--- Start of GIVEN RECORDS ---

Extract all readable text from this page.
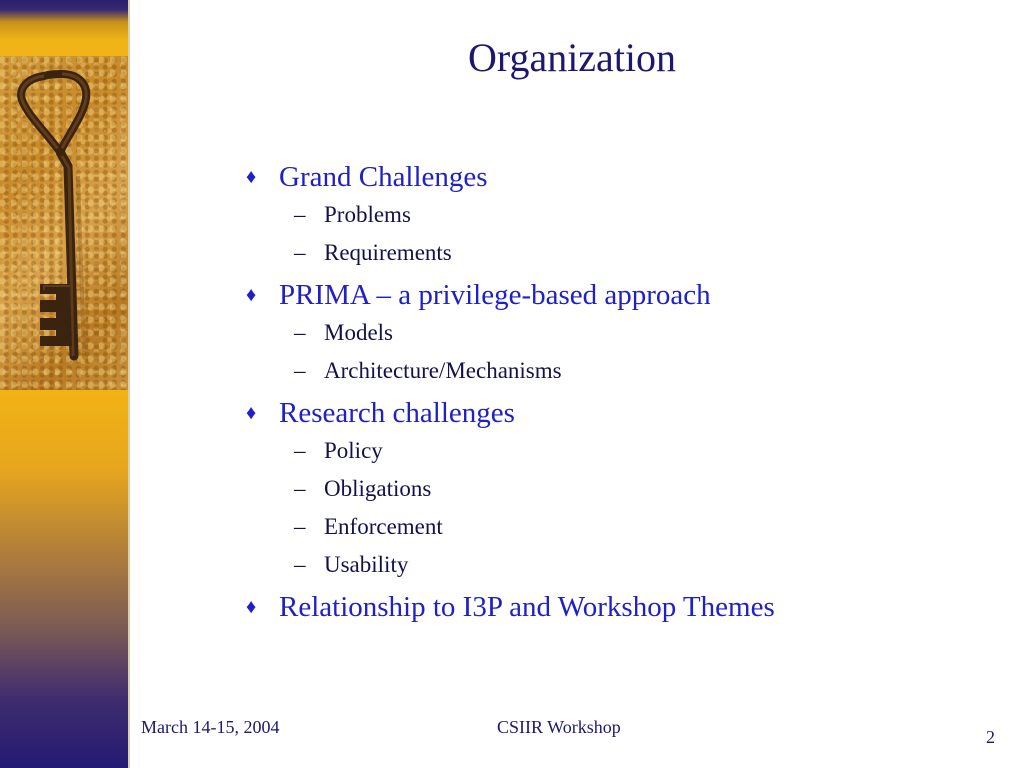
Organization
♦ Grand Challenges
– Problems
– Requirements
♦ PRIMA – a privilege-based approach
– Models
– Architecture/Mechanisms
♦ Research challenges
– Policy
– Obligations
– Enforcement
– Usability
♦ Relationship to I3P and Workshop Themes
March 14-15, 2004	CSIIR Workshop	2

--- End of GIVEN RECORDS ---
--- Start of GIVEN RECORDS ---

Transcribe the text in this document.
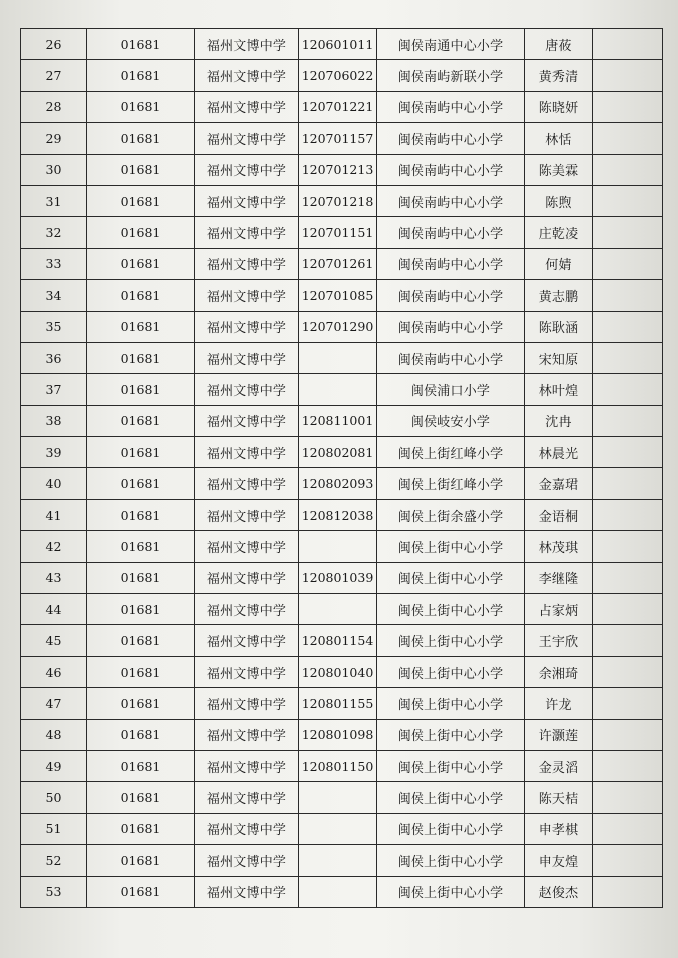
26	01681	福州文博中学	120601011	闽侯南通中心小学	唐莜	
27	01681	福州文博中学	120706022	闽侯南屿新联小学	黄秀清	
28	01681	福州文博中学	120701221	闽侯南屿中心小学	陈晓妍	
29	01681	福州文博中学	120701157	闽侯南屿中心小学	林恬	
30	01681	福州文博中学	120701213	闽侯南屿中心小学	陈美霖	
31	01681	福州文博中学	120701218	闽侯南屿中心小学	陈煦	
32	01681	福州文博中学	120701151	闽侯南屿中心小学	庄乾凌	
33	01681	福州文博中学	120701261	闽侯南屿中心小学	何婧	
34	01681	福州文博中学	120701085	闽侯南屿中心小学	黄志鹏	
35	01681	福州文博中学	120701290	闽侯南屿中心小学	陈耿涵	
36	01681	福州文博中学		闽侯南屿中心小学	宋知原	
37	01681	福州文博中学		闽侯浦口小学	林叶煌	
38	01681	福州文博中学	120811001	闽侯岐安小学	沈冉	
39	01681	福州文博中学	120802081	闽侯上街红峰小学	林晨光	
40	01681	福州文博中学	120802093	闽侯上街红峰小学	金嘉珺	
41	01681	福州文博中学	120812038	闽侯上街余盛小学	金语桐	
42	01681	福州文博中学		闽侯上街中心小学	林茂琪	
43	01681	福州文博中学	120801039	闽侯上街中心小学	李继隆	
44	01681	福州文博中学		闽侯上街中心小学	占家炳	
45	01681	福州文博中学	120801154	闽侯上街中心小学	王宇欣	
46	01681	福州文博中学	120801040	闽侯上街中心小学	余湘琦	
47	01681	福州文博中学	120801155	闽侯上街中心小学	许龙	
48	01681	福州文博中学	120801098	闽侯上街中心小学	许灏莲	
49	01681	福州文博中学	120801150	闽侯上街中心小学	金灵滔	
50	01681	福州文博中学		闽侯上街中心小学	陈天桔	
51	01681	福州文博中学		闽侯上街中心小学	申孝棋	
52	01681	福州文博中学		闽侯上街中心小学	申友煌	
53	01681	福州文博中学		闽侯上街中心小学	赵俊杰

--- End of GIVEN RECORDS ---

→ **WHAT IS NEEDED**: Search the lines for the string "闽侯上街红峰小学" and copy every line that has it.

→ **TASK RESULT**:
39	01681	福州文博中学	120802081	闽侯上街红峰小学	林晨光	
40	01681	福州文博中学	120802093	闽侯上街红峰小学	金嘉珺	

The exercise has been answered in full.